Description of the task: Make an exact transcription of the material, leaving out all images.
[start]
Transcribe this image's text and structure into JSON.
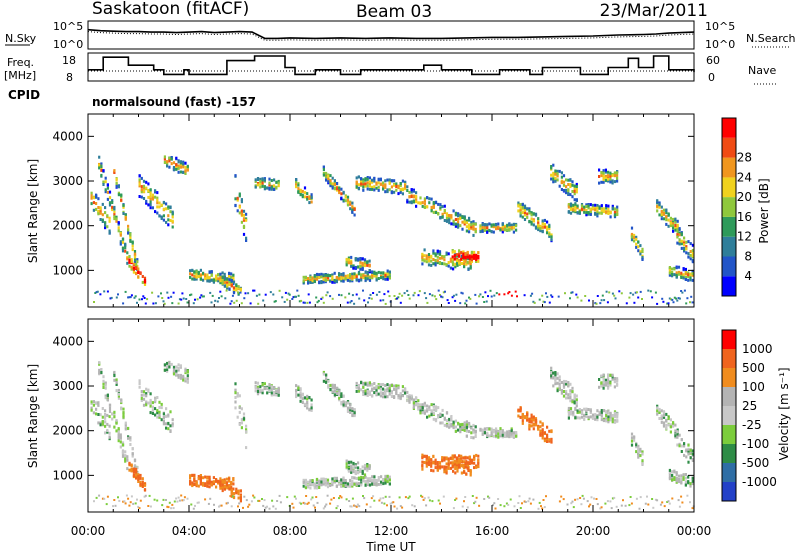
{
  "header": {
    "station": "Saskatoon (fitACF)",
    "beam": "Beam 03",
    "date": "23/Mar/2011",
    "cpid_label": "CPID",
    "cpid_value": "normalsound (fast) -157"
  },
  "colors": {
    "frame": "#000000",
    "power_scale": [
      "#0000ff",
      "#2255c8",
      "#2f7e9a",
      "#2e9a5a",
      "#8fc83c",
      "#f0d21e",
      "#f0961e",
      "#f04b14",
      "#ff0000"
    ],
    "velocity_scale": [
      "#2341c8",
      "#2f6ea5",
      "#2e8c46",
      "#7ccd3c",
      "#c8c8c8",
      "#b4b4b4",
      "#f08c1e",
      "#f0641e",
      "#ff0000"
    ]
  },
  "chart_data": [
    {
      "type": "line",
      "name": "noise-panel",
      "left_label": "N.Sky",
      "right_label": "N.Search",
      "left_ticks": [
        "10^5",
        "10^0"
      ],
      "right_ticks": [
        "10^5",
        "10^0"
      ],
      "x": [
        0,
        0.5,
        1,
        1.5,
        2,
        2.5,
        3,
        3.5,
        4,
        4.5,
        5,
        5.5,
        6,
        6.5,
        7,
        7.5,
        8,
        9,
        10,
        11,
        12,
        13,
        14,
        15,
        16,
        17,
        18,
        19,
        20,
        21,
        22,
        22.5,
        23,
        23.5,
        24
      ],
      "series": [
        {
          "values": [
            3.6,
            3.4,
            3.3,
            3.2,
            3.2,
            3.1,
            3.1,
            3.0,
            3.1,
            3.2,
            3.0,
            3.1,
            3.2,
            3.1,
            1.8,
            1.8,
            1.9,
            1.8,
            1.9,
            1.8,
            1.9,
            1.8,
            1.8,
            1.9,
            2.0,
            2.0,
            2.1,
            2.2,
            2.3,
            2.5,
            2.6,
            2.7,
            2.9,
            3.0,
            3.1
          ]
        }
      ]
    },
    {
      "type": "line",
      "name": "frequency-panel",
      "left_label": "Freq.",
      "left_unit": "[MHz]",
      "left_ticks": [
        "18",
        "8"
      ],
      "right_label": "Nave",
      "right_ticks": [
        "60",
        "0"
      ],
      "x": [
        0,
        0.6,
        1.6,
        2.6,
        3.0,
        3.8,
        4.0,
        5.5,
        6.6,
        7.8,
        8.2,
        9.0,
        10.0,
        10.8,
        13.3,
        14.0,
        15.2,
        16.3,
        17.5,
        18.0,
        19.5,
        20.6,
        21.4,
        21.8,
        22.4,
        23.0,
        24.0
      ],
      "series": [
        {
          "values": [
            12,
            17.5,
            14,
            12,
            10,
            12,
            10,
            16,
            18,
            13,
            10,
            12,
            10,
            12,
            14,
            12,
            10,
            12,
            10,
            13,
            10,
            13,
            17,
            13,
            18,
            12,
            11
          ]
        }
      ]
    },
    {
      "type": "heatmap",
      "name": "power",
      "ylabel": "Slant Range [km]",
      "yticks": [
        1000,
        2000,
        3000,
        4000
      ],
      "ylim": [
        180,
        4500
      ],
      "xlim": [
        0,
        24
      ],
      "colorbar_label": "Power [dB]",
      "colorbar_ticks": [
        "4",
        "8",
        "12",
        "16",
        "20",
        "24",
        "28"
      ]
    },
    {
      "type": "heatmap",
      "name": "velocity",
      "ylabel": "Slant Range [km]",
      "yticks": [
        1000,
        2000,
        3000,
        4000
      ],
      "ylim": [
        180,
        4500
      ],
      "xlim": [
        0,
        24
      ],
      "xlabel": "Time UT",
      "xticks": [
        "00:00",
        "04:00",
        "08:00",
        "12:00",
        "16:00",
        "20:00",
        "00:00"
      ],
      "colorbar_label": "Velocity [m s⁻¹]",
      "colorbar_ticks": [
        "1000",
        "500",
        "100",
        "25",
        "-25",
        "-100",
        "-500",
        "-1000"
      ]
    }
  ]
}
[end]
Written solution:
Transcribe this image's text and structure into JSON.
{
  "header": {
    "station": "Saskatoon (fitACF)",
    "beam": "Beam 03",
    "date": "23/Mar/2011",
    "cpid_label": "CPID",
    "cpid_value": "normalsound (fast) -157"
  },
  "colors": {
    "frame": "#000000",
    "power_scale": [
      "#0000ff",
      "#2255c8",
      "#2f7e9a",
      "#2e9a5a",
      "#8fc83c",
      "#f0d21e",
      "#f0961e",
      "#f04b14",
      "#ff0000"
    ],
    "velocity_scale": [
      "#2341c8",
      "#2f6ea5",
      "#2e8c46",
      "#7ccd3c",
      "#c8c8c8",
      "#b4b4b4",
      "#f08c1e",
      "#f0641e",
      "#ff0000"
    ]
  },
  "chart_data": [
    {
      "type": "line",
      "name": "noise-panel",
      "left_label": "N.Sky",
      "right_label": "N.Search",
      "left_ticks": [
        "10^5",
        "10^0"
      ],
      "right_ticks": [
        "10^5",
        "10^0"
      ],
      "x": [
        0,
        0.5,
        1,
        1.5,
        2,
        2.5,
        3,
        3.5,
        4,
        4.5,
        5,
        5.5,
        6,
        6.5,
        7,
        7.5,
        8,
        9,
        10,
        11,
        12,
        13,
        14,
        15,
        16,
        17,
        18,
        19,
        20,
        21,
        22,
        22.5,
        23,
        23.5,
        24
      ],
      "series": [
        {
          "values": [
            3.6,
            3.4,
            3.3,
            3.2,
            3.2,
            3.1,
            3.1,
            3.0,
            3.1,
            3.2,
            3.0,
            3.1,
            3.2,
            3.1,
            1.8,
            1.8,
            1.9,
            1.8,
            1.9,
            1.8,
            1.9,
            1.8,
            1.8,
            1.9,
            2.0,
            2.0,
            2.1,
            2.2,
            2.3,
            2.5,
            2.6,
            2.7,
            2.9,
            3.0,
            3.1
          ]
        }
      ]
    },
    {
      "type": "line",
      "name": "frequency-panel",
      "left_label": "Freq.",
      "left_unit": "[MHz]",
      "left_ticks": [
        "18",
        "8"
      ],
      "right_label": "Nave",
      "right_ticks": [
        "60",
        "0"
      ],
      "x": [
        0,
        0.6,
        1.6,
        2.6,
        3.0,
        3.8,
        4.0,
        5.5,
        6.6,
        7.8,
        8.2,
        9.0,
        10.0,
        10.8,
        13.3,
        14.0,
        15.2,
        16.3,
        17.5,
        18.0,
        19.5,
        20.6,
        21.4,
        21.8,
        22.4,
        23.0,
        24.0
      ],
      "series": [
        {
          "values": [
            12,
            17.5,
            14,
            12,
            10,
            12,
            10,
            16,
            18,
            13,
            10,
            12,
            10,
            12,
            14,
            12,
            10,
            12,
            10,
            13,
            10,
            13,
            17,
            13,
            18,
            12,
            11
          ]
        }
      ]
    },
    {
      "type": "heatmap",
      "name": "power",
      "ylabel": "Slant Range [km]",
      "yticks": [
        1000,
        2000,
        3000,
        4000
      ],
      "ylim": [
        180,
        4500
      ],
      "xlim": [
        0,
        24
      ],
      "colorbar_label": "Power [dB]",
      "colorbar_ticks": [
        "4",
        "8",
        "12",
        "16",
        "20",
        "24",
        "28"
      ]
    },
    {
      "type": "heatmap",
      "name": "velocity",
      "ylabel": "Slant Range [km]",
      "yticks": [
        1000,
        2000,
        3000,
        4000
      ],
      "ylim": [
        180,
        4500
      ],
      "xlim": [
        0,
        24
      ],
      "xlabel": "Time UT",
      "xticks": [
        "00:00",
        "04:00",
        "08:00",
        "12:00",
        "16:00",
        "20:00",
        "00:00"
      ],
      "colorbar_label": "Velocity [m s⁻¹]",
      "colorbar_ticks": [
        "1000",
        "500",
        "100",
        "25",
        "-25",
        "-100",
        "-500",
        "-1000"
      ]
    }
  ]
}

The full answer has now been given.